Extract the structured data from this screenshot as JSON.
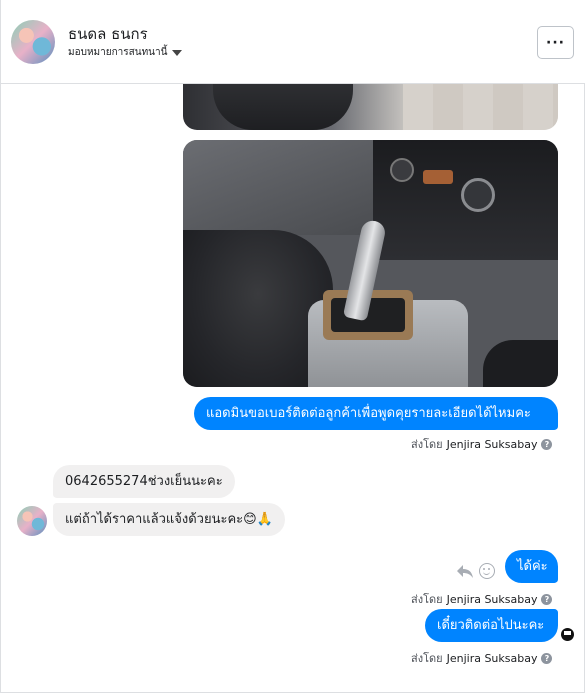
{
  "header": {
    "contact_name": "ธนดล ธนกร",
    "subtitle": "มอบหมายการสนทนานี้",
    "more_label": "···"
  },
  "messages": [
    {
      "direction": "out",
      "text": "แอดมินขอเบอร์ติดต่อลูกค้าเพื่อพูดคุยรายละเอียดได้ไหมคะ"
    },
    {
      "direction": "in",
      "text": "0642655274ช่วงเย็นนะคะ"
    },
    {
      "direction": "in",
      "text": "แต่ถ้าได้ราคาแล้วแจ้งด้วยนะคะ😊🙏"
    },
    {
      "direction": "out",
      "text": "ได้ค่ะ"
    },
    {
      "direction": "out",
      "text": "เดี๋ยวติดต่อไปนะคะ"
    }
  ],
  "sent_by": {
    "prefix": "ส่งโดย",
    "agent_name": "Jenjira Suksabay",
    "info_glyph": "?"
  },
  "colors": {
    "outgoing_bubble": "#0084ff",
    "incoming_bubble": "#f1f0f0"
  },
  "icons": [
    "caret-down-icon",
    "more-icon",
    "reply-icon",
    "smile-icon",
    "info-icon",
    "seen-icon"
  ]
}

◆ ◆ ◆ ◆ ◆ ◆ ◆

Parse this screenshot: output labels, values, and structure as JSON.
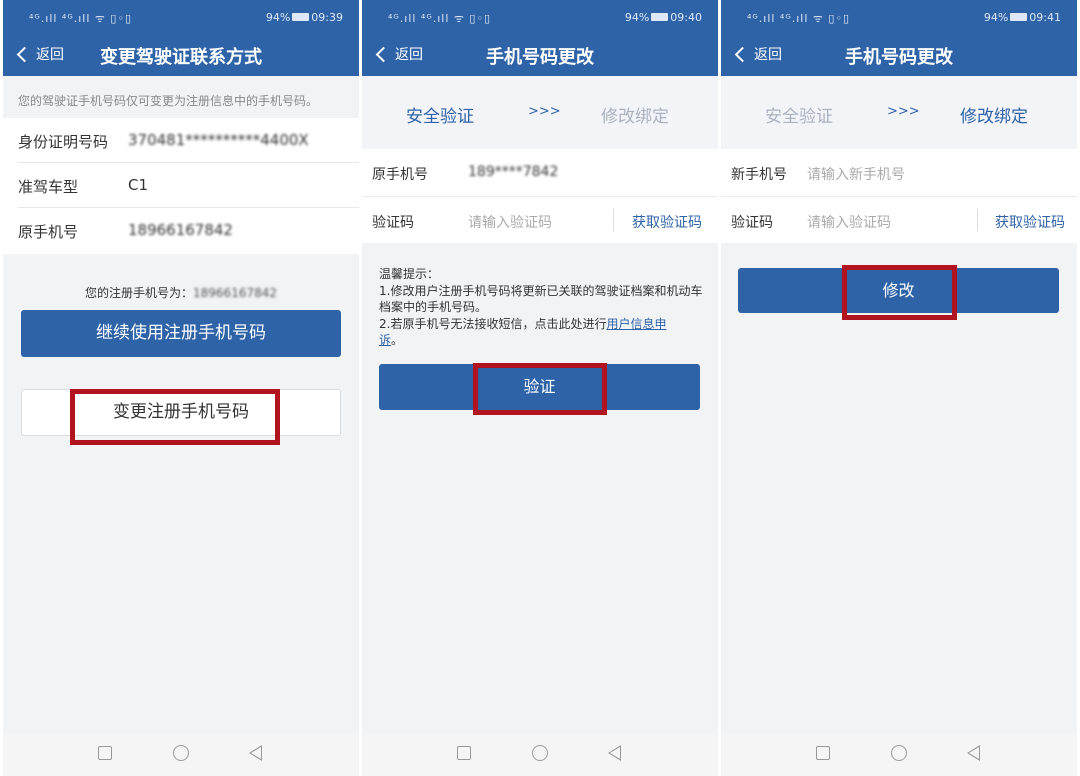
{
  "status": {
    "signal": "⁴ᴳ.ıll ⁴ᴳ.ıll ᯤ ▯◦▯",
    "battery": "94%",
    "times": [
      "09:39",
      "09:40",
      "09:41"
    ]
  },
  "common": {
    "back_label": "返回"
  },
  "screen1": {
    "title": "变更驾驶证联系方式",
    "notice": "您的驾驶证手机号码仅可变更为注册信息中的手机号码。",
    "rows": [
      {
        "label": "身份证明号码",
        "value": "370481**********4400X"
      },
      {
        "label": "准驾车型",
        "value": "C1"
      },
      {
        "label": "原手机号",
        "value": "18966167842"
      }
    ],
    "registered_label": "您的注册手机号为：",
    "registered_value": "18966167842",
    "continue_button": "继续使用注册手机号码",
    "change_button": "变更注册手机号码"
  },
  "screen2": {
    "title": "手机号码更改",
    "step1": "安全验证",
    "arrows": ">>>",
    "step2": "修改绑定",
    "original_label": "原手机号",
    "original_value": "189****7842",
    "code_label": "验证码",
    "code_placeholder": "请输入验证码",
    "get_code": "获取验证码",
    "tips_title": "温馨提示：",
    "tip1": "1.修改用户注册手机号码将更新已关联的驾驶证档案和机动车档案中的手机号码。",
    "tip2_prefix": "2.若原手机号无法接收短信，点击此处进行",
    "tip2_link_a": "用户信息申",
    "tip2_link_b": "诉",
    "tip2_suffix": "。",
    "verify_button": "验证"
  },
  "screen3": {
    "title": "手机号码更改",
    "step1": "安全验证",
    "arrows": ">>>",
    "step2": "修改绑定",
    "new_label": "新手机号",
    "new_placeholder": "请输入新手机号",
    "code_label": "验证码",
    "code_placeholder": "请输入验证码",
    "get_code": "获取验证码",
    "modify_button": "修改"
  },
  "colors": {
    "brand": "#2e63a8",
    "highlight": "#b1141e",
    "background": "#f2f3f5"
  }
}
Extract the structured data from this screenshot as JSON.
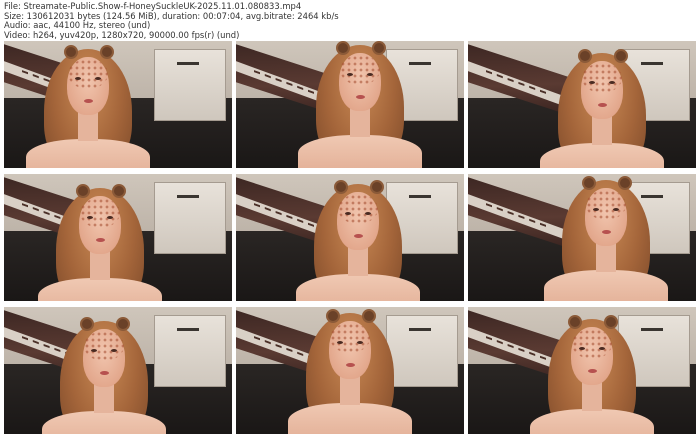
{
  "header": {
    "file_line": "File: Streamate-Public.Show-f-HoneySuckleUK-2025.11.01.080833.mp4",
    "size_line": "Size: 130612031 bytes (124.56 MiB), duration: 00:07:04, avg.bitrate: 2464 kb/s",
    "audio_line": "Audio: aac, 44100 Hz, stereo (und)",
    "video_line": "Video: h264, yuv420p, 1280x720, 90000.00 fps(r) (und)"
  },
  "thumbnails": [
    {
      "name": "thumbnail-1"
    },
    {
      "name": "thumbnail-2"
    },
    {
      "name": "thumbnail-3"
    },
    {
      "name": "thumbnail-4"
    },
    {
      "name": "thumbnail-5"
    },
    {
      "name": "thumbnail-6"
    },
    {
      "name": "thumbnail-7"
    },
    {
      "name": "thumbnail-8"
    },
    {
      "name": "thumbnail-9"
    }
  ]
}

◆ ◆ ◆ ◆ ◆ ◆ ◆

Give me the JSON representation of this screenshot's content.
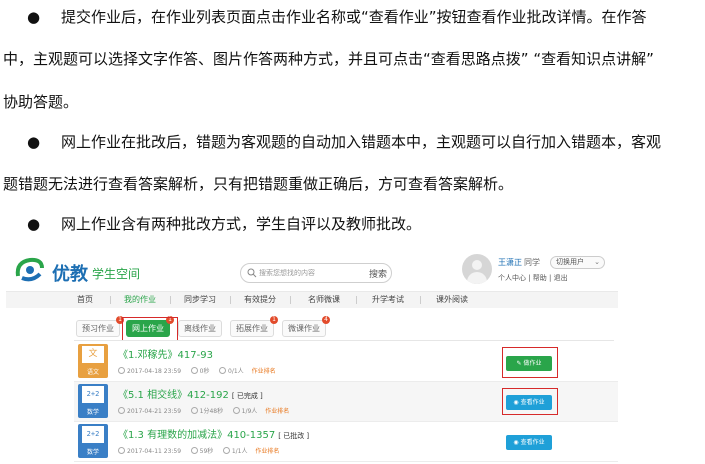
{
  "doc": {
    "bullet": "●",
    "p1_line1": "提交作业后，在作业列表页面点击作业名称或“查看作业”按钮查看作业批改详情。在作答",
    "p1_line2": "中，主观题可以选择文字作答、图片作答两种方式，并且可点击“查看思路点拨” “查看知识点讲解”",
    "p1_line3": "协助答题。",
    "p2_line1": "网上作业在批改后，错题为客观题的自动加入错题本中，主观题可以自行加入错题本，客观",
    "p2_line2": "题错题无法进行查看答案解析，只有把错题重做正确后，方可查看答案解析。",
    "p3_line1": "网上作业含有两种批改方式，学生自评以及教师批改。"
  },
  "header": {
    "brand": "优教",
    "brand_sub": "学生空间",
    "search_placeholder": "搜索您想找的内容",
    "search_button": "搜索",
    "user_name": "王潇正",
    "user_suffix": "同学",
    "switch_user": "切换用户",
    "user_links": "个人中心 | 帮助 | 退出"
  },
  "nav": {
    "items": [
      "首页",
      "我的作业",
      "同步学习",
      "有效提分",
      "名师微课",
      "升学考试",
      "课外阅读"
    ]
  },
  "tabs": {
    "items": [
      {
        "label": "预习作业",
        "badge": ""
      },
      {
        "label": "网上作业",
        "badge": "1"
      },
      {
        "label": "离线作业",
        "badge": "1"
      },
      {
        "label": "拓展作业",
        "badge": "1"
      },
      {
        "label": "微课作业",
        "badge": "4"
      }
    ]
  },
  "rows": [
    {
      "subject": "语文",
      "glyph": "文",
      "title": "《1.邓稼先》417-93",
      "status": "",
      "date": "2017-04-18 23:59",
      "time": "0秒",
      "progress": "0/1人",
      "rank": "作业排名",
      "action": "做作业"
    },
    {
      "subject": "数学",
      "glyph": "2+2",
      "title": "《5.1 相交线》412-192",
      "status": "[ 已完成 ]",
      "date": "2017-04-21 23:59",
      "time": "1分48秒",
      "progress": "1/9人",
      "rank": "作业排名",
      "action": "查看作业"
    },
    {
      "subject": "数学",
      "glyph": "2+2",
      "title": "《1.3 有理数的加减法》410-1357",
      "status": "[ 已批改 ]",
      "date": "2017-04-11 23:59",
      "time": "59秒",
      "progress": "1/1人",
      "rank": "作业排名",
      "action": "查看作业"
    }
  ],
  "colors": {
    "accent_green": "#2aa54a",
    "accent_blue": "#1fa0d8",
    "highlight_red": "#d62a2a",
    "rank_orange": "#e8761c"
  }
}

◆ ◆ ◆ ◆ ◆ ◆ ◆

Show all lines in the entries above where the word "this" appears.

Extract the structured data from this screenshot as JSON.
Parse this screenshot: output labels, values, and structure as JSON.
Extract the structured data from this screenshot as JSON.
Give me the JSON representation of this screenshot's content.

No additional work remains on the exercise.